## [WRITTEN EXERCISE]
Please retype the records below exactly, leaving out any pictures.

<<<<

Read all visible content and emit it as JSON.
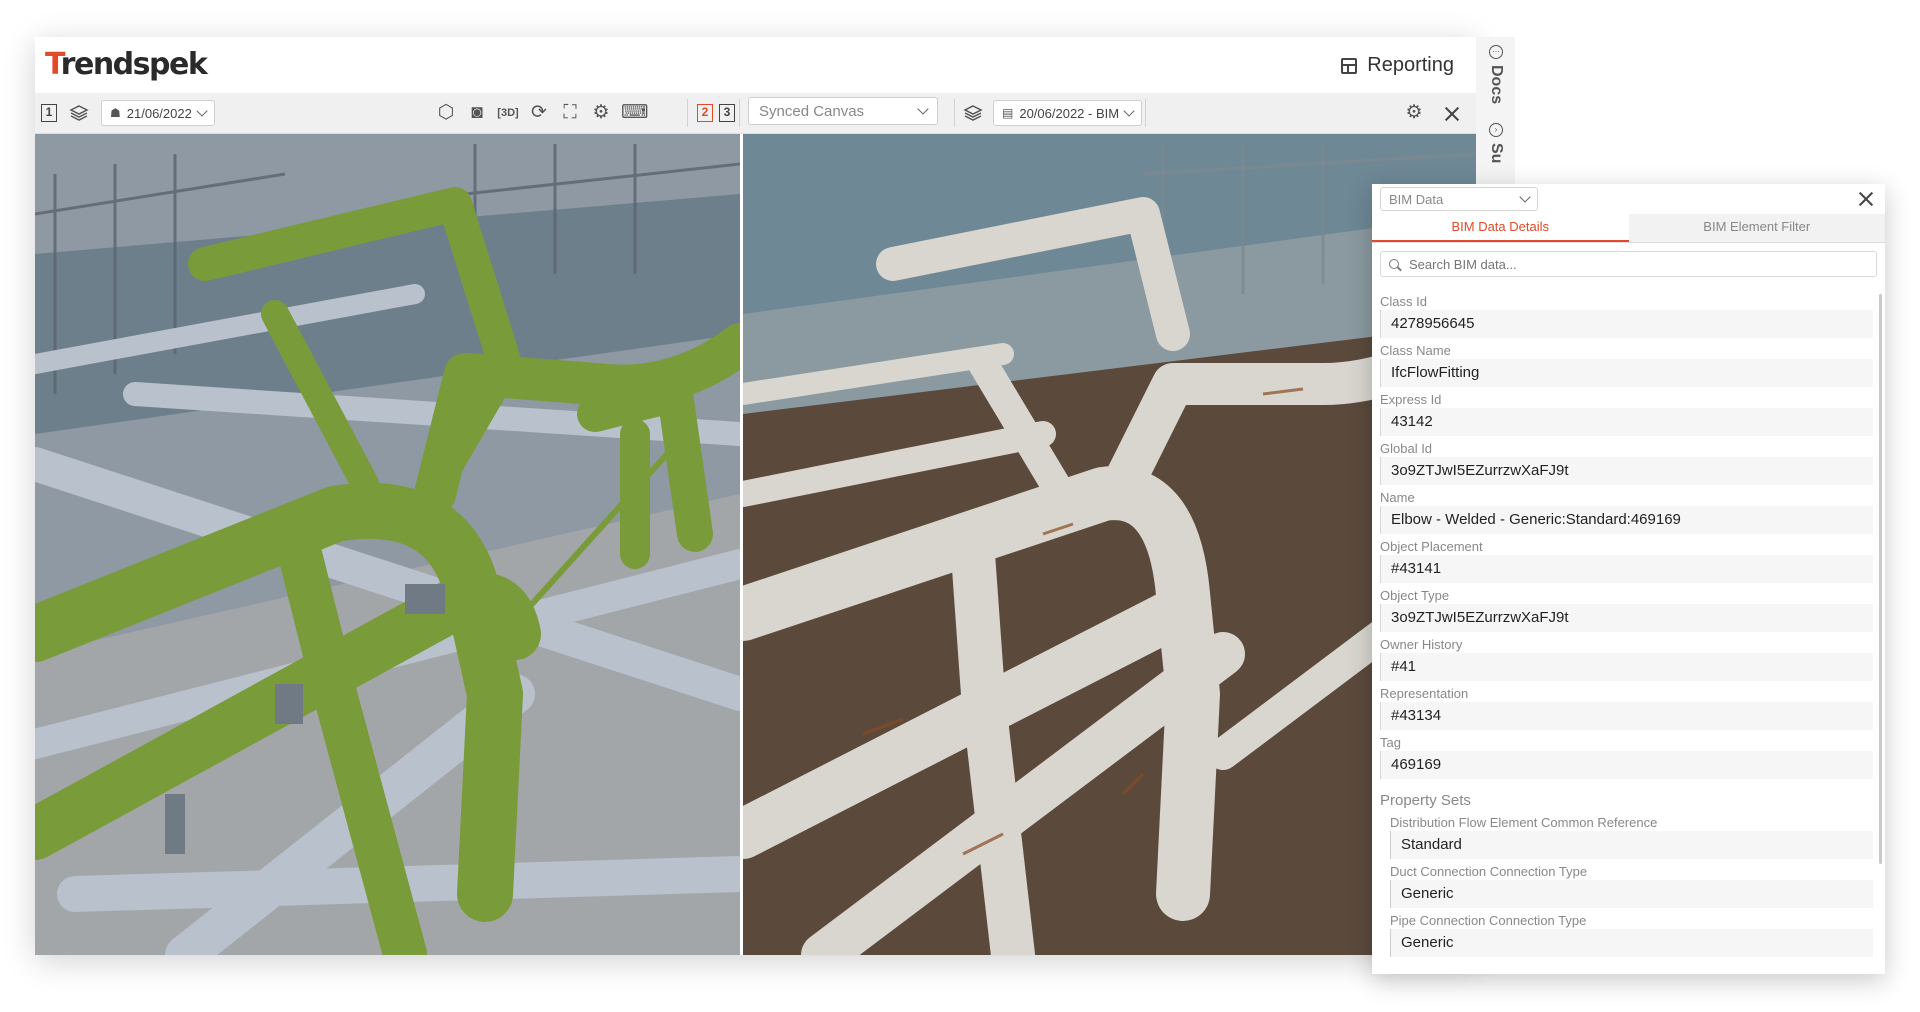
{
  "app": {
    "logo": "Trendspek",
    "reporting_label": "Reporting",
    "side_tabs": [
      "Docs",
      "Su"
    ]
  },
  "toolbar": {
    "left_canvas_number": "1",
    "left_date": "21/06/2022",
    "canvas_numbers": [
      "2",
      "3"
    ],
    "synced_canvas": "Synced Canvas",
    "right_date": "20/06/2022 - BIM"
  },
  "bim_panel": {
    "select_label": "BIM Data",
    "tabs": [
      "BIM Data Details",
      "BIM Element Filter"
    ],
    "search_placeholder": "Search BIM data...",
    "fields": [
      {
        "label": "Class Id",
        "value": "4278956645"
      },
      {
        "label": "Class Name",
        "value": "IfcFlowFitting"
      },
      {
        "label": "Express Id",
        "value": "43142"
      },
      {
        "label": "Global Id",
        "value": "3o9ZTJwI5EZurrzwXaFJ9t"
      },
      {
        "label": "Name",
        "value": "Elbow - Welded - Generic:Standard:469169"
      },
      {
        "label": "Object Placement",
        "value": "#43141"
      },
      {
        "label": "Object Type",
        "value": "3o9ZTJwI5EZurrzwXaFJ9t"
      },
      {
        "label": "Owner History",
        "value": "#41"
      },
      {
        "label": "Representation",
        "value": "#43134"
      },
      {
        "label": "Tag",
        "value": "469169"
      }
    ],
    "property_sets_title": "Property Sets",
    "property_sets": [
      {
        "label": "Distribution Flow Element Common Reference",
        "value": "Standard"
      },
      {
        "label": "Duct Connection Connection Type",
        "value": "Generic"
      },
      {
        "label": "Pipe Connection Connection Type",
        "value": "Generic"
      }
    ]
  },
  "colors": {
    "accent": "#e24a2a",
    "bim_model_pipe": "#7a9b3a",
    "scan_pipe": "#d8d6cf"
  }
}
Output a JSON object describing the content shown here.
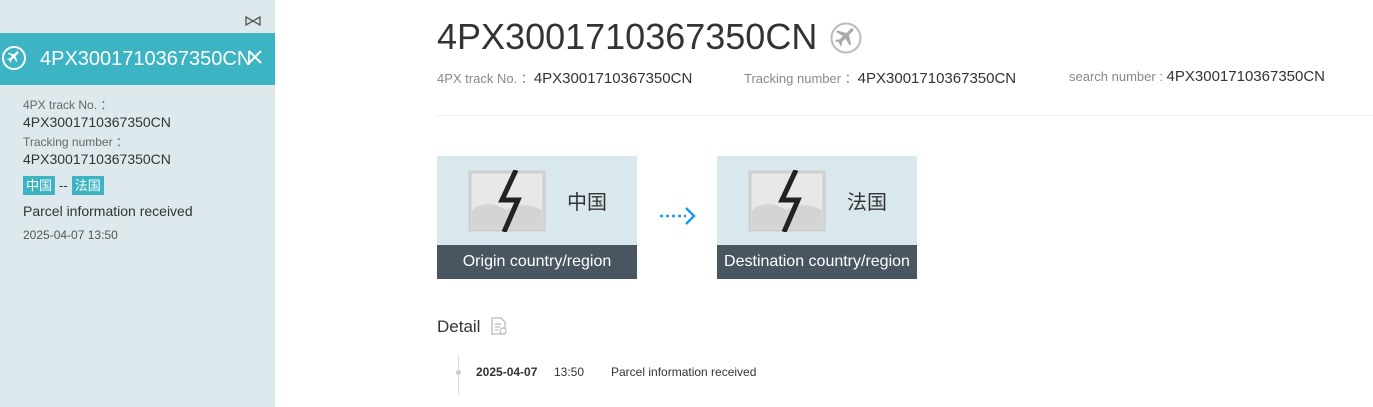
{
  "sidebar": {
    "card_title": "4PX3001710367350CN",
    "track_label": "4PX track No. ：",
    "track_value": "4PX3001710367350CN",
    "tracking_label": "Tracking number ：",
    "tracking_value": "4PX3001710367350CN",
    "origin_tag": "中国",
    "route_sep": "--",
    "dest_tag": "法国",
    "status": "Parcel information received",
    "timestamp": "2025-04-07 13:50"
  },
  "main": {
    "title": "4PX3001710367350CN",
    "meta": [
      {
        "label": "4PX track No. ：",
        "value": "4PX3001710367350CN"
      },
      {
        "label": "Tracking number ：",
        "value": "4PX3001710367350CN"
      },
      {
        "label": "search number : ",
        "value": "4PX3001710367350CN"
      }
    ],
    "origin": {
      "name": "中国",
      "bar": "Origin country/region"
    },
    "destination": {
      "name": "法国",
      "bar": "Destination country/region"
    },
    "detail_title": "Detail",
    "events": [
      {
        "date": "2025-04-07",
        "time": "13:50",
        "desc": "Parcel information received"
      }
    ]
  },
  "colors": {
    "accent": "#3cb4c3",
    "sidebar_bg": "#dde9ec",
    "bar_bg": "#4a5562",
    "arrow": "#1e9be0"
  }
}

>>>>

## [RESPONSE TO THE TASK]
Read all visible content and emit it as JSON.
{
  "app": {
    "logo": "Trendspek",
    "reporting_label": "Reporting",
    "side_tabs": [
      "Docs",
      "Su"
    ]
  },
  "toolbar": {
    "left_canvas_number": "1",
    "left_date": "21/06/2022",
    "canvas_numbers": [
      "2",
      "3"
    ],
    "synced_canvas": "Synced Canvas",
    "right_date": "20/06/2022 - BIM"
  },
  "bim_panel": {
    "select_label": "BIM Data",
    "tabs": [
      "BIM Data Details",
      "BIM Element Filter"
    ],
    "search_placeholder": "Search BIM data...",
    "fields": [
      {
        "label": "Class Id",
        "value": "4278956645"
      },
      {
        "label": "Class Name",
        "value": "IfcFlowFitting"
      },
      {
        "label": "Express Id",
        "value": "43142"
      },
      {
        "label": "Global Id",
        "value": "3o9ZTJwI5EZurrzwXaFJ9t"
      },
      {
        "label": "Name",
        "value": "Elbow - Welded - Generic:Standard:469169"
      },
      {
        "label": "Object Placement",
        "value": "#43141"
      },
      {
        "label": "Object Type",
        "value": "3o9ZTJwI5EZurrzwXaFJ9t"
      },
      {
        "label": "Owner History",
        "value": "#41"
      },
      {
        "label": "Representation",
        "value": "#43134"
      },
      {
        "label": "Tag",
        "value": "469169"
      }
    ],
    "property_sets_title": "Property Sets",
    "property_sets": [
      {
        "label": "Distribution Flow Element Common Reference",
        "value": "Standard"
      },
      {
        "label": "Duct Connection Connection Type",
        "value": "Generic"
      },
      {
        "label": "Pipe Connection Connection Type",
        "value": "Generic"
      }
    ]
  },
  "colors": {
    "accent": "#e24a2a",
    "bim_model_pipe": "#7a9b3a",
    "scan_pipe": "#d8d6cf"
  }
}
Output a JSON object describing the content shown here.
{
  "sidebar": {
    "card_title": "4PX3001710367350CN",
    "track_label": "4PX track No. ：",
    "track_value": "4PX3001710367350CN",
    "tracking_label": "Tracking number ：",
    "tracking_value": "4PX3001710367350CN",
    "origin_tag": "中国",
    "route_sep": "--",
    "dest_tag": "法国",
    "status": "Parcel information received",
    "timestamp": "2025-04-07 13:50"
  },
  "main": {
    "title": "4PX3001710367350CN",
    "meta": [
      {
        "label": "4PX track No. ：",
        "value": "4PX3001710367350CN"
      },
      {
        "label": "Tracking number ：",
        "value": "4PX3001710367350CN"
      },
      {
        "label": "search number : ",
        "value": "4PX3001710367350CN"
      }
    ],
    "origin": {
      "name": "中国",
      "bar": "Origin country/region"
    },
    "destination": {
      "name": "法国",
      "bar": "Destination country/region"
    },
    "detail_title": "Detail",
    "events": [
      {
        "date": "2025-04-07",
        "time": "13:50",
        "desc": "Parcel information received"
      }
    ]
  },
  "colors": {
    "accent": "#3cb4c3",
    "sidebar_bg": "#dde9ec",
    "bar_bg": "#4a5562",
    "arrow": "#1e9be0"
  }
}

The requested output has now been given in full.